Scan the listing below. Report each line that includes "Brungmark".
-- BEGIN RECORDS FOR PROCESSING --
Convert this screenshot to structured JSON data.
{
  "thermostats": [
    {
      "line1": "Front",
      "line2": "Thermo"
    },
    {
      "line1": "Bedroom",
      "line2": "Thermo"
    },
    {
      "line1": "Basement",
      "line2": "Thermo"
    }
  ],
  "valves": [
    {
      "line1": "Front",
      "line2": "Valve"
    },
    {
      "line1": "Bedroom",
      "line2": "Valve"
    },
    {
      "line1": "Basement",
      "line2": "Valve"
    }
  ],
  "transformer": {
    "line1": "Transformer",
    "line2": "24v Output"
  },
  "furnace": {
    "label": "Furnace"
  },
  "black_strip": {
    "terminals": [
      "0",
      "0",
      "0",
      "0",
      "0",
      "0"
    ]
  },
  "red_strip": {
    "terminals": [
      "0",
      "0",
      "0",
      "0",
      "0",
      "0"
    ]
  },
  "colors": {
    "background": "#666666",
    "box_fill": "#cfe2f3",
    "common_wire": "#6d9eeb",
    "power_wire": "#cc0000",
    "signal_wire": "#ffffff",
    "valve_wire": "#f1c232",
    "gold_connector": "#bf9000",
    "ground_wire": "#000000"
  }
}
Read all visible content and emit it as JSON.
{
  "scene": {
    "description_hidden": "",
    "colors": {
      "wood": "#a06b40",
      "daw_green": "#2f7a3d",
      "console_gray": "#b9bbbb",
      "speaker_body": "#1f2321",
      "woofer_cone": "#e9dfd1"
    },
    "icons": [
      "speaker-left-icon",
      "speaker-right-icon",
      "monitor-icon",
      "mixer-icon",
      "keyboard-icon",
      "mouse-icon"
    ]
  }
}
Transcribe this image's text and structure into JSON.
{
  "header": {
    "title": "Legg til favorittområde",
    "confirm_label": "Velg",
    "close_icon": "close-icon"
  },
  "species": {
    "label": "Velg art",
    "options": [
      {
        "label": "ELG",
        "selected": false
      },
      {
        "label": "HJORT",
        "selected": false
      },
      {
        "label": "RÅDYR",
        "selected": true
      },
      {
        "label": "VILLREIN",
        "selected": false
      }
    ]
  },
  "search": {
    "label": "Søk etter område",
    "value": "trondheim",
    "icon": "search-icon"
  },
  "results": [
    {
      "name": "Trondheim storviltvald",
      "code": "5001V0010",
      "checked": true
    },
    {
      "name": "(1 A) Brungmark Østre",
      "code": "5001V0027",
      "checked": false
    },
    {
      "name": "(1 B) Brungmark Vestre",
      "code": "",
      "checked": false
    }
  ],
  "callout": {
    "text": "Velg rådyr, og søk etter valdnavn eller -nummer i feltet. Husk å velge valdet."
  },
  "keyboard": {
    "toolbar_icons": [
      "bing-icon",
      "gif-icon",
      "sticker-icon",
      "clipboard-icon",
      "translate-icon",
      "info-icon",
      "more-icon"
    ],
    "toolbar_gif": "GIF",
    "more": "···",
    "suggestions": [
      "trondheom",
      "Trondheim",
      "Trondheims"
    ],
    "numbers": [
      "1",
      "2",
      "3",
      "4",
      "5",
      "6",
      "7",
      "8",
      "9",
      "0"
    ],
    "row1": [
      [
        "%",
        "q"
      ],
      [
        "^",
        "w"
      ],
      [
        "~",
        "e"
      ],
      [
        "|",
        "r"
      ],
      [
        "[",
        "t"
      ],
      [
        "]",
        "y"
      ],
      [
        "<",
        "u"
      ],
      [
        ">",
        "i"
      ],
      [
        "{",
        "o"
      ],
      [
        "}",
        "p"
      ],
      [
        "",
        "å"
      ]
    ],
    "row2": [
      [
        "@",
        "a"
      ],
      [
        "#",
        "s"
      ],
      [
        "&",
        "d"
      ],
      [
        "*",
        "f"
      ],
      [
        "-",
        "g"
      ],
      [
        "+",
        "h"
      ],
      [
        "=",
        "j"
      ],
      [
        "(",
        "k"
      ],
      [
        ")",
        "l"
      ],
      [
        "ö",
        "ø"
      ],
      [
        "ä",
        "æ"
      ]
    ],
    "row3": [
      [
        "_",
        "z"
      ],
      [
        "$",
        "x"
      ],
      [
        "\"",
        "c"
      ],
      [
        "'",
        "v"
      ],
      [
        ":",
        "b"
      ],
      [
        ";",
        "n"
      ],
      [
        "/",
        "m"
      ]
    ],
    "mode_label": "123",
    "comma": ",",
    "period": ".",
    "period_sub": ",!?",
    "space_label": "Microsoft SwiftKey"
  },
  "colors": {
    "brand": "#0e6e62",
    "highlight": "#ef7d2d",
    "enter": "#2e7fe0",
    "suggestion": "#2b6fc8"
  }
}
-- END RECORDS FOR PROCESSING --
**COMPLETE OUTPUT:**
      "name": "(1 A) Brungmark Østre",
      "name": "(1 B) Brungmark Vestre",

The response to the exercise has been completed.